• [MATERIAL PROVIDED]
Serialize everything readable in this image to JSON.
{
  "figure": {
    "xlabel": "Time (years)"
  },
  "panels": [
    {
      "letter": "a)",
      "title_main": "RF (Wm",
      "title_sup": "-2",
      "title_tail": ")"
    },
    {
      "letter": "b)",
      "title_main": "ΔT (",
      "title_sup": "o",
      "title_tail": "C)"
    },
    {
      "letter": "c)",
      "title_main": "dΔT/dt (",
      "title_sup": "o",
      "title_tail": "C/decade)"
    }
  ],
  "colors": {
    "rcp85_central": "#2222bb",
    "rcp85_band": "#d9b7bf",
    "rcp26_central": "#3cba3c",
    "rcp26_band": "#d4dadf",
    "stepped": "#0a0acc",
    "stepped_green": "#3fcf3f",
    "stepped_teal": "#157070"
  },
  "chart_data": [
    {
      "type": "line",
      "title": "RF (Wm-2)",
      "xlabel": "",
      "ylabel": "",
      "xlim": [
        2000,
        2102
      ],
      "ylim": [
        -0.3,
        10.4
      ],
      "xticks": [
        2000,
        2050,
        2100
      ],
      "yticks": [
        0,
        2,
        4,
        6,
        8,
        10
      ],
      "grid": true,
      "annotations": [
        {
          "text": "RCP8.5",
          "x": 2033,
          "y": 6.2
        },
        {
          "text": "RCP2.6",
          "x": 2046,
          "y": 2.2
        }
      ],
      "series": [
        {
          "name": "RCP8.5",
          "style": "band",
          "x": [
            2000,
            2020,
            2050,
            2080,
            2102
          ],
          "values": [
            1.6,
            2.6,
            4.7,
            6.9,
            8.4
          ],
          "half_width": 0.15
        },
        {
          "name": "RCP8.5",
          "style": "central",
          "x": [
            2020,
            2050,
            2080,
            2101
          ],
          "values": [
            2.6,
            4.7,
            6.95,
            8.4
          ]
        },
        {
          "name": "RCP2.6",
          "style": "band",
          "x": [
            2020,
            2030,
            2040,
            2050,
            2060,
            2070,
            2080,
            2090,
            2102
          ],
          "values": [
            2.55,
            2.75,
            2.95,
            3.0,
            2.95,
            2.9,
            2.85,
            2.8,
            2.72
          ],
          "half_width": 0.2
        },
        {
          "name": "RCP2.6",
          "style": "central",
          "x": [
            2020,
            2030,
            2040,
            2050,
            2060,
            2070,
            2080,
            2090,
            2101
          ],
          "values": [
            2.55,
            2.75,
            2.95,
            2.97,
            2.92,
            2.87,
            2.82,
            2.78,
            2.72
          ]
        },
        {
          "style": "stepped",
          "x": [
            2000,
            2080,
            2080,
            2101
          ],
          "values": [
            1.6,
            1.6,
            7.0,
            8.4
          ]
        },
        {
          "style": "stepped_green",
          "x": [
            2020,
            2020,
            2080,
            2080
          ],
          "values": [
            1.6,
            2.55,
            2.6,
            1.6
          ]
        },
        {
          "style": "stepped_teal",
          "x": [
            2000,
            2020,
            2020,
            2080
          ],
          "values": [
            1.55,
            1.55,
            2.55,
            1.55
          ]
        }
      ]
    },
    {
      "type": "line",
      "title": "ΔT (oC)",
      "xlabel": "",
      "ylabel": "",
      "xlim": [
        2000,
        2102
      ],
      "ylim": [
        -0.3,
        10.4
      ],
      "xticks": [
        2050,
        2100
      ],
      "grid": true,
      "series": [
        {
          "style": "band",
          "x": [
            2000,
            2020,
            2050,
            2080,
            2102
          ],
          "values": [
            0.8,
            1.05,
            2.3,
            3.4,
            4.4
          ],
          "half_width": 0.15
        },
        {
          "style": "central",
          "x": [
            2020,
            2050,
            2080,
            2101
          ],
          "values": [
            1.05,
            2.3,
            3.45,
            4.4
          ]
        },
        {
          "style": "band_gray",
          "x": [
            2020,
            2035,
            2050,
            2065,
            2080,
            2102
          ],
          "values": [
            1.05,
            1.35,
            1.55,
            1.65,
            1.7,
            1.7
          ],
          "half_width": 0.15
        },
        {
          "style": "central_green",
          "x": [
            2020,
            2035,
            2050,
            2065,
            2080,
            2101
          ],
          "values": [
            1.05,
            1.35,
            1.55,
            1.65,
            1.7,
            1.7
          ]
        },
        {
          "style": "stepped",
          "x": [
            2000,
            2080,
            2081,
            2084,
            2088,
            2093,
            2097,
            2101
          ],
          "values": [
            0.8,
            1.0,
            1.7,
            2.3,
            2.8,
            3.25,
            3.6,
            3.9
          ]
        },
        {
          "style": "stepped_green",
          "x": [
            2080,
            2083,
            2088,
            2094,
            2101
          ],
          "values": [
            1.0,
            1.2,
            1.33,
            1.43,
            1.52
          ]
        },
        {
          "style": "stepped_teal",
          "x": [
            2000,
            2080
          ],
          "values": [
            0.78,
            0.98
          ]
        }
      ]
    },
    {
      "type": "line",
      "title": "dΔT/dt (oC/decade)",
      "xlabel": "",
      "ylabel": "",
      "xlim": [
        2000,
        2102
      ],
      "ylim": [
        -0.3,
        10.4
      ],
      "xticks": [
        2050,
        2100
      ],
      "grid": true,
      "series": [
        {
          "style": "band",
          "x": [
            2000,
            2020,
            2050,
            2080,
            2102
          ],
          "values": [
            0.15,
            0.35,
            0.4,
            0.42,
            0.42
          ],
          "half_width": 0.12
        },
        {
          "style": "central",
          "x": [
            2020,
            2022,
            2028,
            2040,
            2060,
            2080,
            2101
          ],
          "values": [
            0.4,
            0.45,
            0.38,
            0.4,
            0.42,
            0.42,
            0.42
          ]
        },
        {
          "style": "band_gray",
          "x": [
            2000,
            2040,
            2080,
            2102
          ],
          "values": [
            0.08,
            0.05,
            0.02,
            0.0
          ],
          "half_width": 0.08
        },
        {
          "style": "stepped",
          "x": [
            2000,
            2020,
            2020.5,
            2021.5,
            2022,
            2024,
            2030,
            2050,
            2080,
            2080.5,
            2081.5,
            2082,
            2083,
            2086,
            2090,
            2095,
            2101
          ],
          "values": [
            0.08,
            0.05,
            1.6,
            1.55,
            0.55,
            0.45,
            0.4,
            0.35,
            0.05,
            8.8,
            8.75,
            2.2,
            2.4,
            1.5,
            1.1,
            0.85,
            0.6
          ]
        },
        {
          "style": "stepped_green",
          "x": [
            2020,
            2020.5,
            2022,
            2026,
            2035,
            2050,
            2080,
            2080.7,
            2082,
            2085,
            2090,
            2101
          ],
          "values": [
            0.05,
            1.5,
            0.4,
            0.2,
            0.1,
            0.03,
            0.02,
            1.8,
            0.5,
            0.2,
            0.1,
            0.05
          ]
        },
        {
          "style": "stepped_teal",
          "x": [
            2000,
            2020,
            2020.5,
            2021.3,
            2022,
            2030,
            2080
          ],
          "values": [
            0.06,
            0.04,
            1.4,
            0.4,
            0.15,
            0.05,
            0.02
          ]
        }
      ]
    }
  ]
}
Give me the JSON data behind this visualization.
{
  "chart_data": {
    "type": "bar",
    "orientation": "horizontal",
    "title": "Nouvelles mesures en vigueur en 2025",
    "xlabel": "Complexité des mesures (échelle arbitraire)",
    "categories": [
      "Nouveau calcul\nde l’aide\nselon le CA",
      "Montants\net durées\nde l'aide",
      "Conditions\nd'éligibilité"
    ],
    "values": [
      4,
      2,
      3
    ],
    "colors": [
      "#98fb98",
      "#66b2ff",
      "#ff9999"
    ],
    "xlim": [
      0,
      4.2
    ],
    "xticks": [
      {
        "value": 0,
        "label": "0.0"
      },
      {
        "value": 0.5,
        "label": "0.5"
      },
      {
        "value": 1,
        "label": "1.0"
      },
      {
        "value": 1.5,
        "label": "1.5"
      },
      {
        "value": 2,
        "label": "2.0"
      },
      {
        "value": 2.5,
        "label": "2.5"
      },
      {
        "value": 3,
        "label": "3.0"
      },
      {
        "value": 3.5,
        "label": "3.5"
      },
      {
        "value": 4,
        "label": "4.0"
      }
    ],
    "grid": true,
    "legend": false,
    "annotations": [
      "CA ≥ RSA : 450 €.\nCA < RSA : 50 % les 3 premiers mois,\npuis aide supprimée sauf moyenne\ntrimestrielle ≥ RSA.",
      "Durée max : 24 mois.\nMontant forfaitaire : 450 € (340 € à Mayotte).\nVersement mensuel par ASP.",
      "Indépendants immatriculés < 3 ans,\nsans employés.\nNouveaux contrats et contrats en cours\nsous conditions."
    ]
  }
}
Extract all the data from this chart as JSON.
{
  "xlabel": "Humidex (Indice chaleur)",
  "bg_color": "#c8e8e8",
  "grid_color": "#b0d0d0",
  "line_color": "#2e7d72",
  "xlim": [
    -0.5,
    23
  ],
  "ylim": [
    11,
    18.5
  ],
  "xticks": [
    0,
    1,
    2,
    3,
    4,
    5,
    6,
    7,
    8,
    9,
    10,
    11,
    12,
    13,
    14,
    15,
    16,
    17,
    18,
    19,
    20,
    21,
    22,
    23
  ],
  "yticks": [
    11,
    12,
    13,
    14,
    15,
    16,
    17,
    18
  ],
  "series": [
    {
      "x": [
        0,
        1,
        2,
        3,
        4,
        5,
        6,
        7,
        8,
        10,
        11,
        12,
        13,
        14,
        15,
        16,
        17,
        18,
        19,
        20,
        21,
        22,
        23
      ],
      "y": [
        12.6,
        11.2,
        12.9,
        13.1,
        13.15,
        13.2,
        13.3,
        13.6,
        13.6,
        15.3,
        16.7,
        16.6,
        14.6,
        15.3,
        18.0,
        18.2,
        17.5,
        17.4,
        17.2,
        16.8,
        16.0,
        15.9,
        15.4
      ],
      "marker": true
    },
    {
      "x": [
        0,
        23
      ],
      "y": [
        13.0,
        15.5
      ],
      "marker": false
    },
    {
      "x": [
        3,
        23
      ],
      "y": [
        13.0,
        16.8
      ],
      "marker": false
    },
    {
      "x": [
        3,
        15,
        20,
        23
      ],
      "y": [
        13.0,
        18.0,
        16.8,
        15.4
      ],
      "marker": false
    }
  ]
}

• [WHAT YOU HAVE TO DO] Write down every line of the data above that includes the string "mesures".

• [WRITTEN ANSWER]
    "title": "Nouvelles mesures en vigueur en 2025",
    "xlabel": "Complexité des mesures (échelle arbitraire)",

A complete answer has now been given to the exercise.